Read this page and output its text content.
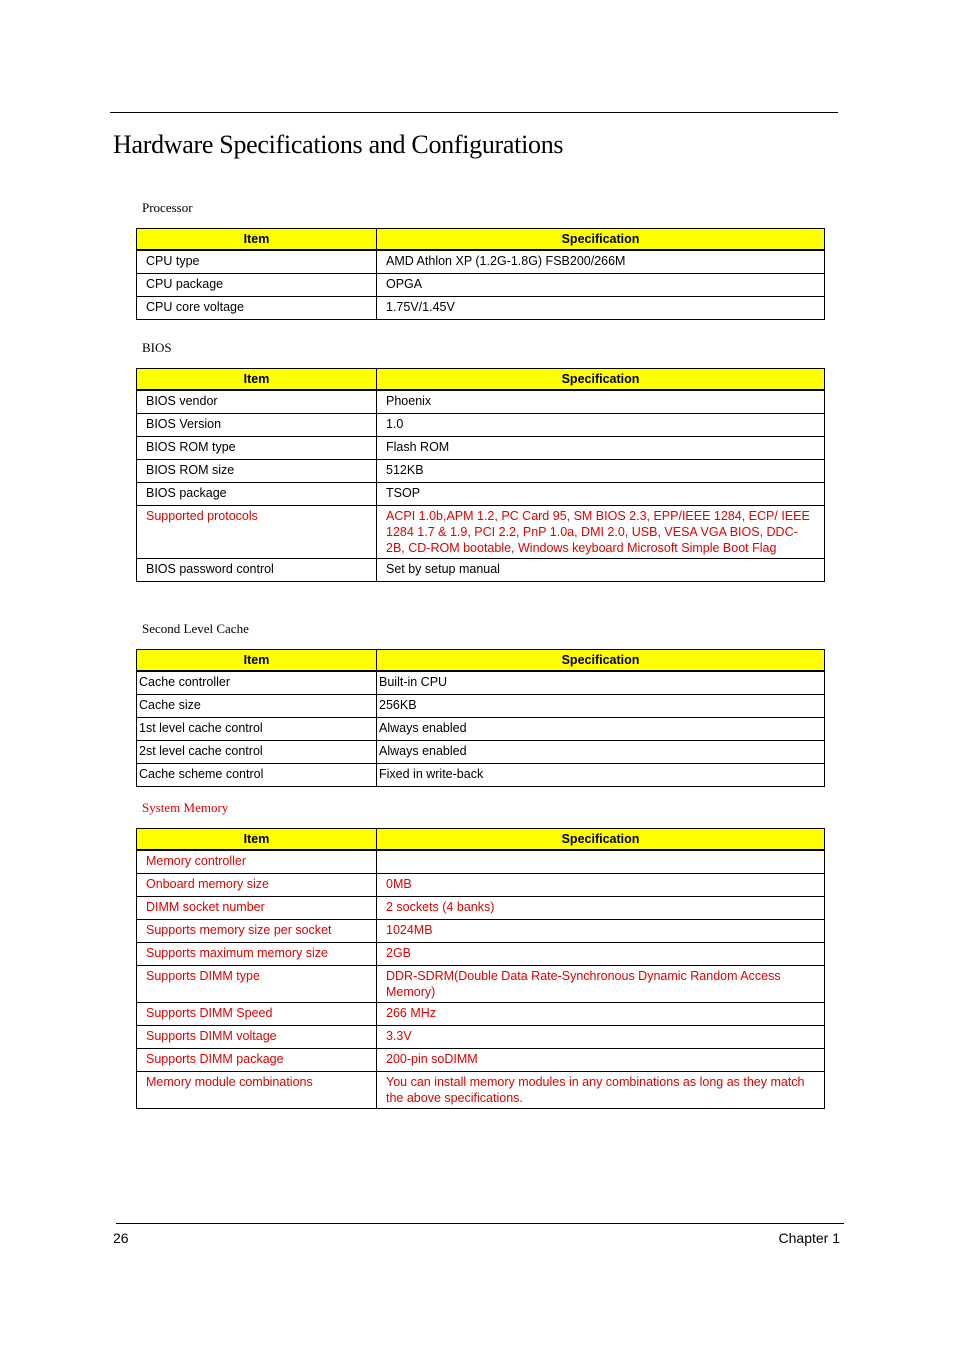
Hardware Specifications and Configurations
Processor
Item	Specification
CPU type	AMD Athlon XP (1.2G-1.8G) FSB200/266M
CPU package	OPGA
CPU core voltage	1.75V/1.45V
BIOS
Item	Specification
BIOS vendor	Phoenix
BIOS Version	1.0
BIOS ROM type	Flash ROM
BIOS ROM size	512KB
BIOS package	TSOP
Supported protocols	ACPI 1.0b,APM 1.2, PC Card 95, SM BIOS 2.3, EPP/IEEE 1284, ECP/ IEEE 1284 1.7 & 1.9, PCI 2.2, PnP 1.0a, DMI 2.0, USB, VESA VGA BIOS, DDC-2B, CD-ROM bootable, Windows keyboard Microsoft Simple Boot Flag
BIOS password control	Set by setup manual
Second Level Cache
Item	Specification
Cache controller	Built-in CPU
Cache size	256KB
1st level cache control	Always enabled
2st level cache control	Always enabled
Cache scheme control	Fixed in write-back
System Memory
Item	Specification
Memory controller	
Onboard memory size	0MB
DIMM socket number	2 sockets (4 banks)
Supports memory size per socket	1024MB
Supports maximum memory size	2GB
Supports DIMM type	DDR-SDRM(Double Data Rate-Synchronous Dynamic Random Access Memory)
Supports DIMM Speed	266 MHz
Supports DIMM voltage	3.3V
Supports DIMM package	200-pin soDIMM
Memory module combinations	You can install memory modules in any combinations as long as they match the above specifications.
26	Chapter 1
== == ==
:: Problem to work on ::
All the lines above are to be given again exactly as they read, with the pictures removed.

:: Solution below ::
Read this page and output its text content.
Hardware Specifications and Configurations
Processor
Item	Specification
CPU type	AMD Athlon XP (1.2G-1.8G) FSB200/266M
CPU package	OPGA
CPU core voltage	1.75V/1.45V
BIOS
Item	Specification
BIOS vendor	Phoenix
BIOS Version	1.0
BIOS ROM type	Flash ROM
BIOS ROM size	512KB
BIOS package	TSOP
Supported protocols	ACPI 1.0b,APM 1.2, PC Card 95, SM BIOS 2.3, EPP/IEEE 1284, ECP/ IEEE 1284 1.7 & 1.9, PCI 2.2, PnP 1.0a, DMI 2.0, USB, VESA VGA BIOS, DDC-2B, CD-ROM bootable, Windows keyboard Microsoft Simple Boot Flag
BIOS password control	Set by setup manual
Second Level Cache
Item	Specification
Cache controller	Built-in CPU
Cache size	256KB
1st level cache control	Always enabled
2st level cache control	Always enabled
Cache scheme control	Fixed in write-back
System Memory
Item	Specification
Memory controller	
Onboard memory size	0MB
DIMM socket number	2 sockets (4 banks)
Supports memory size per socket	1024MB
Supports maximum memory size	2GB
Supports DIMM type	DDR-SDRM(Double Data Rate-Synchronous Dynamic Random Access Memory)
Supports DIMM Speed	266 MHz
Supports DIMM voltage	3.3V
Supports DIMM package	200-pin soDIMM
Memory module combinations	You can install memory modules in any combinations as long as they match the above specifications.
26	Chapter 1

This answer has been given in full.